**INSTRUCTION:** Transcribe the records in full, keeping every character as it is.

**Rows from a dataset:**
____________

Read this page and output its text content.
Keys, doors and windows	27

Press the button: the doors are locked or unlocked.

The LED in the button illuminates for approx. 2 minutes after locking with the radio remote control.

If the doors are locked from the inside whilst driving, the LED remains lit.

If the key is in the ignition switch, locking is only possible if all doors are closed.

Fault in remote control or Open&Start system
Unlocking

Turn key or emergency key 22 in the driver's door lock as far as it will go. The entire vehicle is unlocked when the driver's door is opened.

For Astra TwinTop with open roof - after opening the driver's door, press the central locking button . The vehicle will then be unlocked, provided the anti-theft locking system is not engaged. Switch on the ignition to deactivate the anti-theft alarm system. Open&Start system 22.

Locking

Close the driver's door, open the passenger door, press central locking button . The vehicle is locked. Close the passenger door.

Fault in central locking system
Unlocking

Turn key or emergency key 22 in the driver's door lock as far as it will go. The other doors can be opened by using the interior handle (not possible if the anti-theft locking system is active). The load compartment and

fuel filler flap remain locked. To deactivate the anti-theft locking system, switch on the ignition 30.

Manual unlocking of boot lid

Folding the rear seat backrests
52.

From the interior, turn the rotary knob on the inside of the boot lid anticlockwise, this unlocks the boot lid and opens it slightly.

____________

**EXPECTED OUTPUT:**
Read this page and output its text content.
Keys, doors and windows	27

Press the button: the doors are locked or unlocked.

The LED in the button illuminates for approx. 2 minutes after locking with the radio remote control.

If the doors are locked from the inside whilst driving, the LED remains lit.

If the key is in the ignition switch, locking is only possible if all doors are closed.

Fault in remote control or Open&Start system
Unlocking

Turn key or emergency key 22 in the driver's door lock as far as it will go. The entire vehicle is unlocked when the driver's door is opened.

For Astra TwinTop with open roof - after opening the driver's door, press the central locking button . The vehicle will then be unlocked, provided the anti-theft locking system is not engaged. Switch on the ignition to deactivate the anti-theft alarm system. Open&Start system 22.

Locking

Close the driver's door, open the passenger door, press central locking button . The vehicle is locked. Close the passenger door.

Fault in central locking system
Unlocking

Turn key or emergency key 22 in the driver's door lock as far as it will go. The other doors can be opened by using the interior handle (not possible if the anti-theft locking system is active). The load compartment and

fuel filler flap remain locked. To deactivate the anti-theft locking system, switch on the ignition 30.

Manual unlocking of boot lid

Folding the rear seat backrests
52.

From the interior, turn the rotary knob on the inside of the boot lid anticlockwise, this unlocks the boot lid and opens it slightly.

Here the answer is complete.